►

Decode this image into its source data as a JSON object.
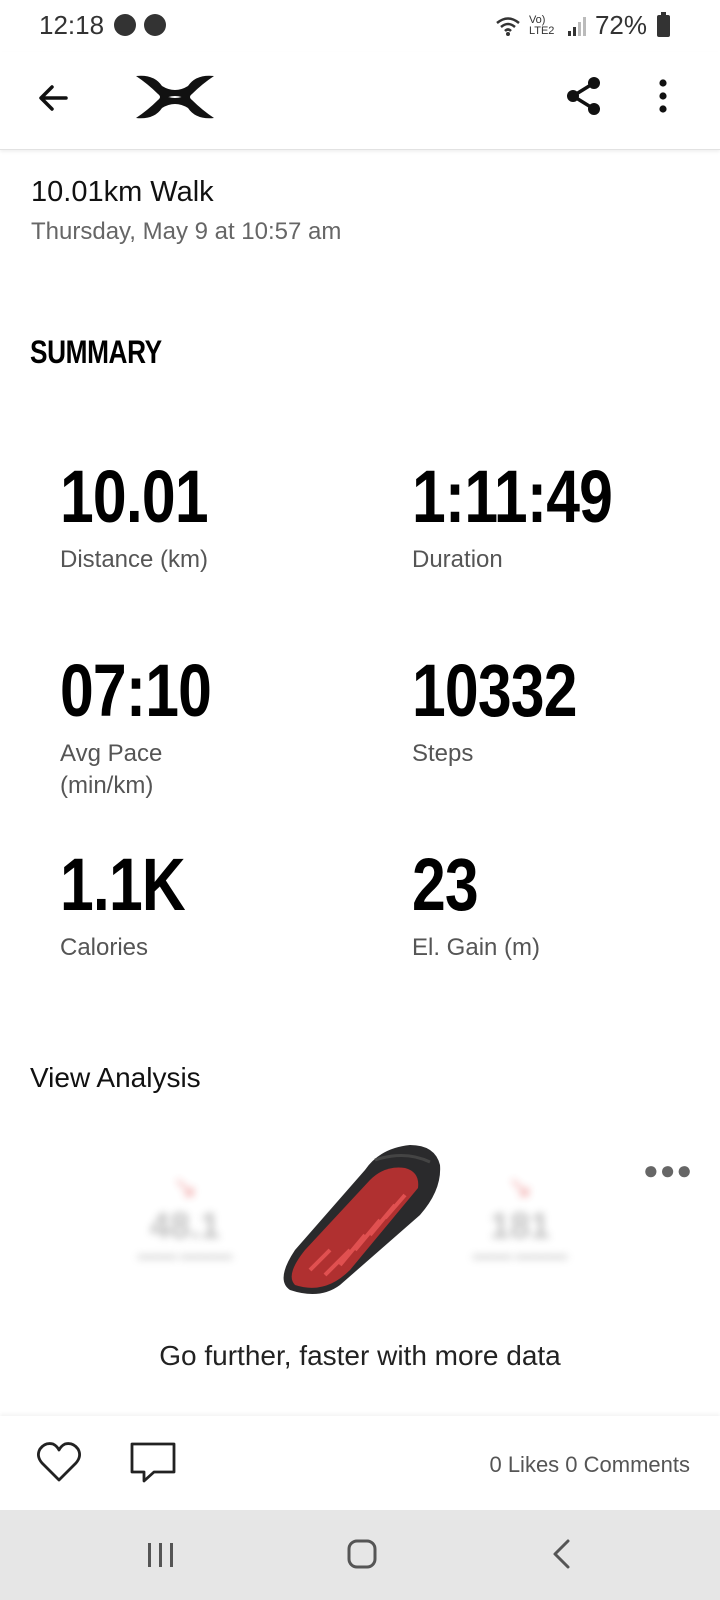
{
  "status_bar": {
    "time": "12:18",
    "network": "Vo) LTE2",
    "battery": "72%"
  },
  "app_bar": {
    "brand": "Under Armour"
  },
  "workout": {
    "title": "10.01km Walk",
    "date": "Thursday, May 9 at 10:57 am"
  },
  "summary": {
    "heading": "SUMMARY",
    "stats": [
      {
        "value": "10.01",
        "label": "Distance (km)"
      },
      {
        "value": "1:11:49",
        "label": "Duration"
      },
      {
        "value": "07:10",
        "label": "Avg Pace (min/km)"
      },
      {
        "value": "10332",
        "label": "Steps"
      },
      {
        "value": "1.1K",
        "label": "Calories"
      },
      {
        "value": "23",
        "label": "El. Gain (m)"
      }
    ]
  },
  "view_analysis": "View Analysis",
  "promo": {
    "blurred_left_value": "48.1",
    "blurred_right_value": "181",
    "text": "Go further, faster with more data"
  },
  "social": {
    "counts": "0 Likes 0 Comments"
  },
  "colors": {
    "accent_red": "#e04040",
    "text_dark": "#111111",
    "text_gray": "#555555",
    "nav_bg": "#e6e6e6"
  }
}
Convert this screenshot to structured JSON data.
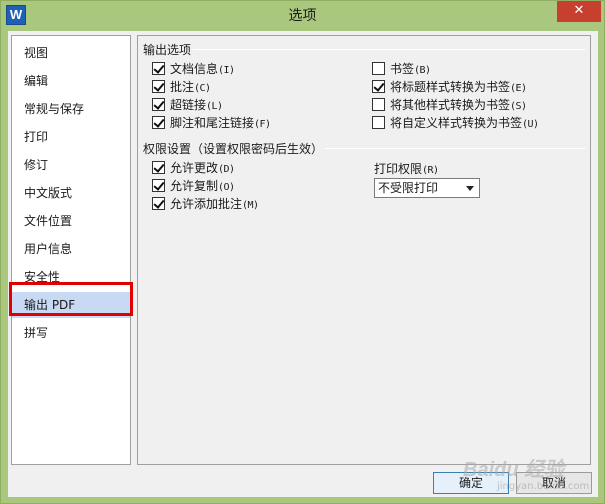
{
  "window": {
    "title": "选项",
    "app_icon_letter": "W",
    "close_glyph": "✕"
  },
  "sidebar": {
    "items": [
      {
        "label": "视图"
      },
      {
        "label": "编辑"
      },
      {
        "label": "常规与保存"
      },
      {
        "label": "打印"
      },
      {
        "label": "修订"
      },
      {
        "label": "中文版式"
      },
      {
        "label": "文件位置"
      },
      {
        "label": "用户信息"
      },
      {
        "label": "安全性"
      },
      {
        "label": "输出 PDF",
        "selected": true
      },
      {
        "label": "拼写"
      }
    ]
  },
  "output_group": {
    "title": "输出选项",
    "left": [
      {
        "label": "文档信息",
        "accel": "(I)",
        "checked": true
      },
      {
        "label": "批注",
        "accel": "(C)",
        "checked": true
      },
      {
        "label": "超链接",
        "accel": "(L)",
        "checked": true
      },
      {
        "label": "脚注和尾注链接",
        "accel": "(F)",
        "checked": true
      }
    ],
    "right": [
      {
        "label": "书签",
        "accel": "(B)",
        "checked": false
      },
      {
        "label": "将标题样式转换为书签",
        "accel": "(E)",
        "checked": true
      },
      {
        "label": "将其他样式转换为书签",
        "accel": "(S)",
        "checked": false
      },
      {
        "label": "将自定义样式转换为书签",
        "accel": "(U)",
        "checked": false
      }
    ]
  },
  "permission_group": {
    "title": "权限设置（设置权限密码后生效）",
    "items": [
      {
        "label": "允许更改",
        "accel": "(D)",
        "checked": true
      },
      {
        "label": "允许复制",
        "accel": "(O)",
        "checked": true
      },
      {
        "label": "允许添加批注",
        "accel": "(M)",
        "checked": true
      }
    ],
    "print_label": "打印权限",
    "print_accel": "(R)",
    "print_value": "不受限打印"
  },
  "buttons": {
    "ok": "确定",
    "cancel": "取消"
  },
  "watermark": {
    "main": "Baidu 经验",
    "sub": "jingyan.baidu.com"
  }
}
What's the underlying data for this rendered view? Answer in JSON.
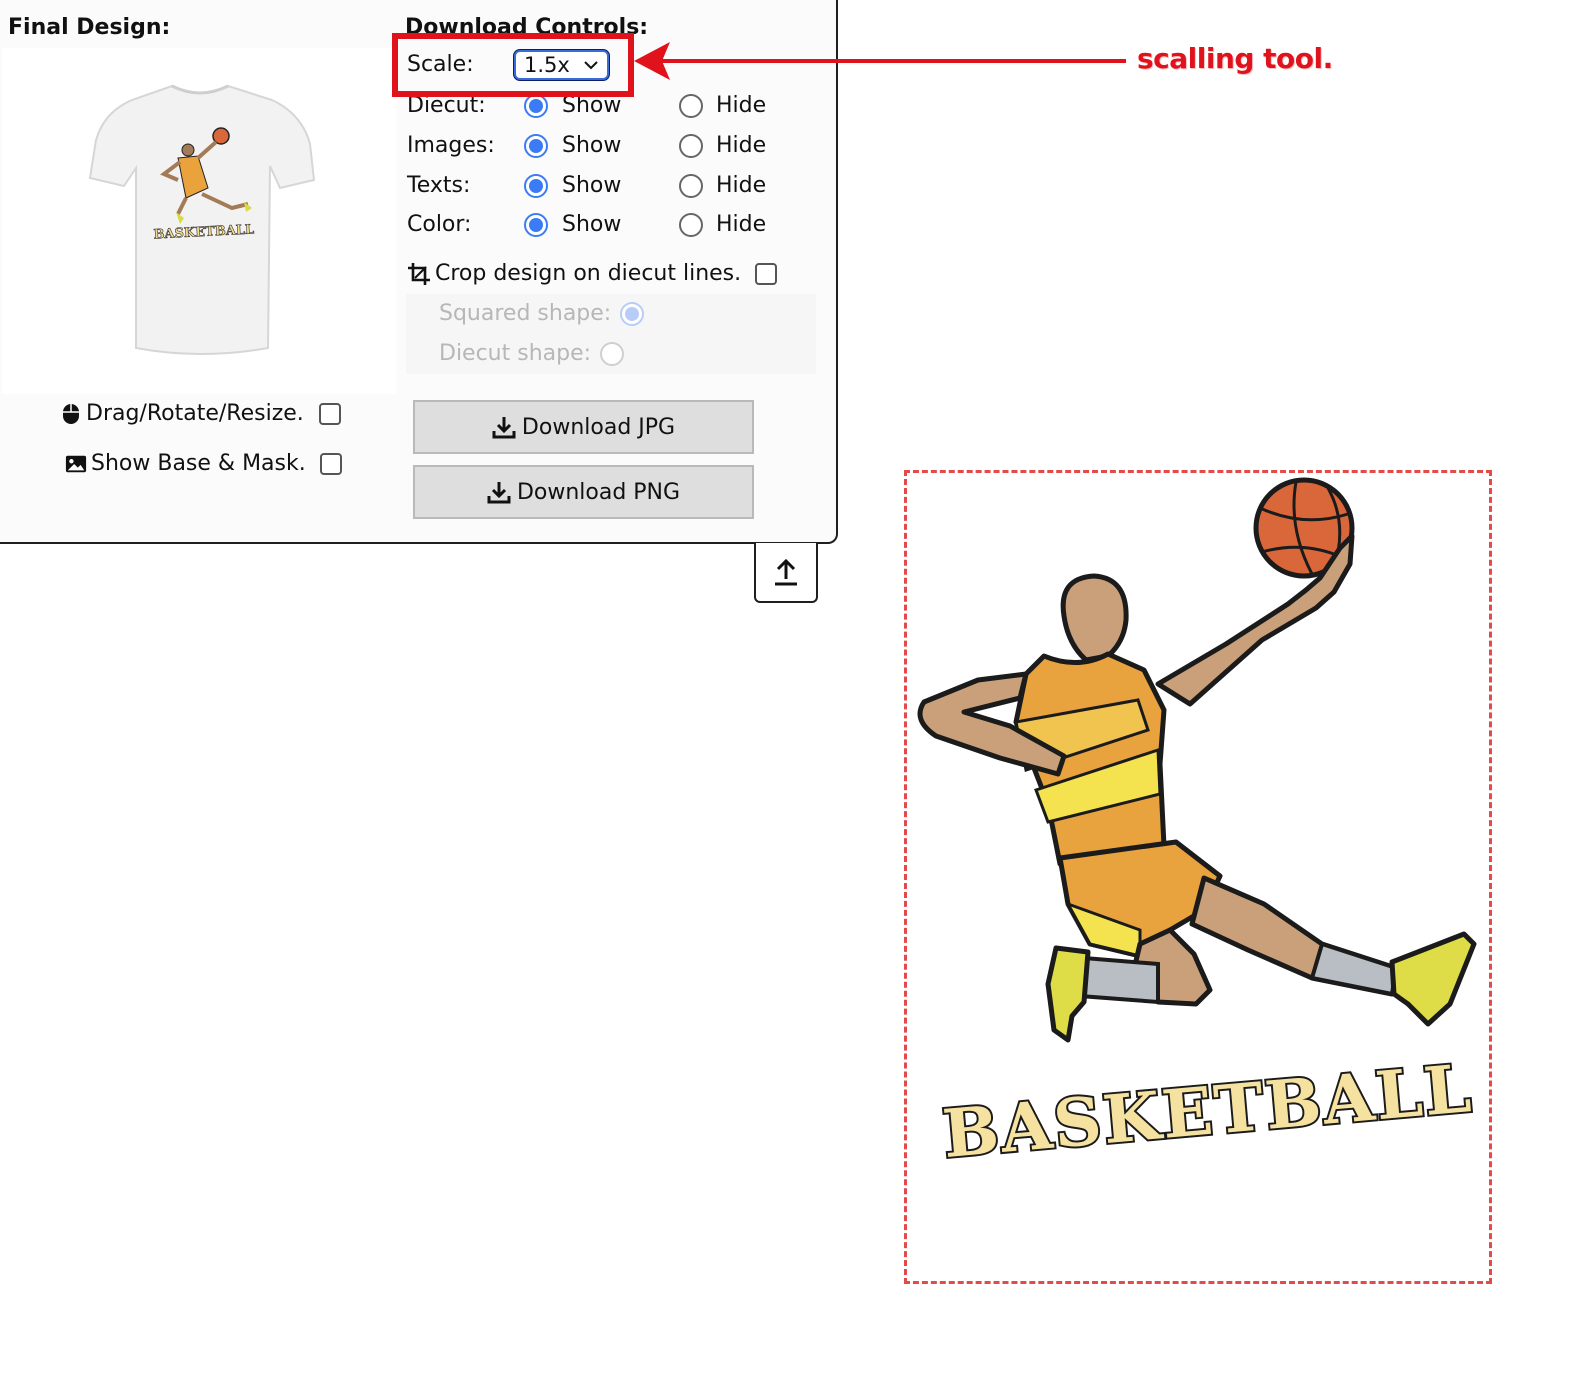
{
  "final_design": {
    "title": "Final Design:",
    "tshirt_print_text": "BASKETBALL",
    "drag_label": "Drag/Rotate/Resize.",
    "show_mask_label": "Show Base & Mask."
  },
  "controls": {
    "title": "Download Controls:",
    "scale_label": "Scale:",
    "scale_value": "1.5x",
    "rows": [
      {
        "label": "Diecut:",
        "show": "Show",
        "hide": "Hide",
        "selected": "Show"
      },
      {
        "label": "Images:",
        "show": "Show",
        "hide": "Hide",
        "selected": "Show"
      },
      {
        "label": "Texts:",
        "show": "Show",
        "hide": "Hide",
        "selected": "Show"
      },
      {
        "label": "Color:",
        "show": "Show",
        "hide": "Hide",
        "selected": "Show"
      }
    ],
    "crop_label": "Crop design on diecut lines.",
    "squared_label": "Squared shape:",
    "diecut_shape_label": "Diecut shape:",
    "download_jpg": "Download JPG",
    "download_png": "Download PNG"
  },
  "annotation": {
    "callout": "scalling tool.",
    "color": "#e0121b"
  },
  "canvas": {
    "design_text": "BASKETBALL",
    "diecut_border_color": "#e34a4a"
  },
  "icons": {
    "mouse": "mouse-icon",
    "image": "image-icon",
    "crop": "crop-icon",
    "download": "download-icon",
    "upload": "upload-icon",
    "chevron": "chevron-down-icon"
  }
}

◄

• [To be done]:
Identify and copy all lines with the word "this".

• [Output of the task]:
Decode this image into its source data as a JSON object.
Convert this screenshot to structured JSON data.
What's the underlying data for this rendered view? Answer in JSON.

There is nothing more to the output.